● **ARBEITSAUFTRÄGE**
1/ Gib aus dem Text über Geruchsprävention den Abschnitt wörtlich aus, der bei „Prävention und Neutralisierung“ beginnt und bei „Sorge zu tragen.“ endet.
2/ Welche urmenschlichen Gerüche gehören laut dem Text über Geruchsprävention an Orten, wo gepflegt wird, zum Alltag?

● **LESETEXT**
========================================

Prävention und Neutralisierung

Das A und O im Umgang mit Gerüchen ist die Kontrolle der geruchsbildenden Faktoren. Mit präventiven Massnahmen, eingespielten Abläufen und den richtigen Hilfsmitteln lässt sich die Ausbreitung von unangenehmen Gerüchen auf ein Minimum reduzieren.

Individuelle Ebene

«An Orten, wo viele Menschen zusammen wohnen, leben und arbeiten, braucht es von allen einen verantwortungsvollen Umgang mit geruchsbildenden Faktoren.»

In Pflegeeinrichtungen teilen sich auf engstem Raum viele Menschen verschiedene Räume mit unterschiedlichen Funktionen. Das bringt für jede Person die Verantwortung mit sich, für die Geruchsumgebung Sorge zu tragen.

Aus olfaktorischer Sicht sind es als unangenehm empfundene Gerüche, die unser Wohlbefinden stören. Daher geht es primär darum, unangenehmen Gerüchen präventiv vorzubeugen. An Orten, wo gepflegt wird, gehören urmenschliche Gerüche wie Urin, Stuhl, Erbrochenes oder riechende Wunden zum Alltag dazu. Ziel soll nicht sein, dass diese Gerüche nicht mehr existieren dürfen, sondern einen natürlichen Umgang mit ihnen zu finden und Strategien bereitzuhaben, um ihre Ausbreitung zu minimieren und sie zu neutralisieren.

========================================

● **DATENBLOCK**
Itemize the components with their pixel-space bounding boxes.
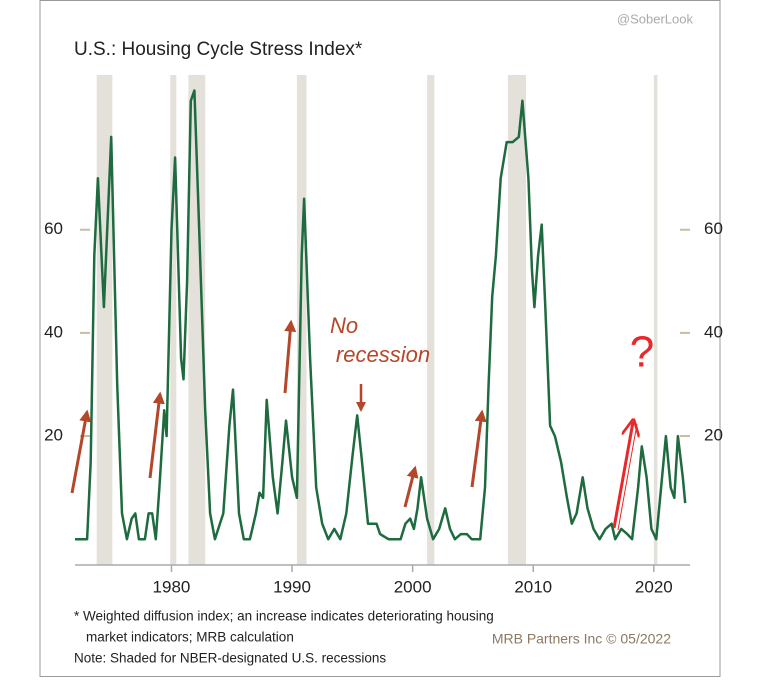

========================================

● **LÖSUNGEN**
1/
Prävention und Neutralisierung

Das A und O im Umgang mit Gerüchen ist die Kontrolle der geruchsbildenden Faktoren. Mit präventiven Massnahmen, eingespielten Abläufen und den richtigen Hilfsmitteln lässt sich die Ausbreitung von unangenehmen Gerüchen auf ein Minimum reduzieren.

Individuelle Ebene

«An Orten, wo viele Menschen zusammen wohnen, leben und arbeiten, braucht es von allen einen verantwortungsvollen Umgang mit geruchsbildenden Faktoren.»

In Pflegeeinrichtungen teilen sich auf engstem Raum viele Menschen verschiedene Räume mit unterschiedlichen Funktionen. Das bringt für jede Person die Verantwortung mit sich, für die Geruchsumgebung Sorge zu tragen.

2/ Urin, Stuhl, Erbrochenes und riechende Wunden.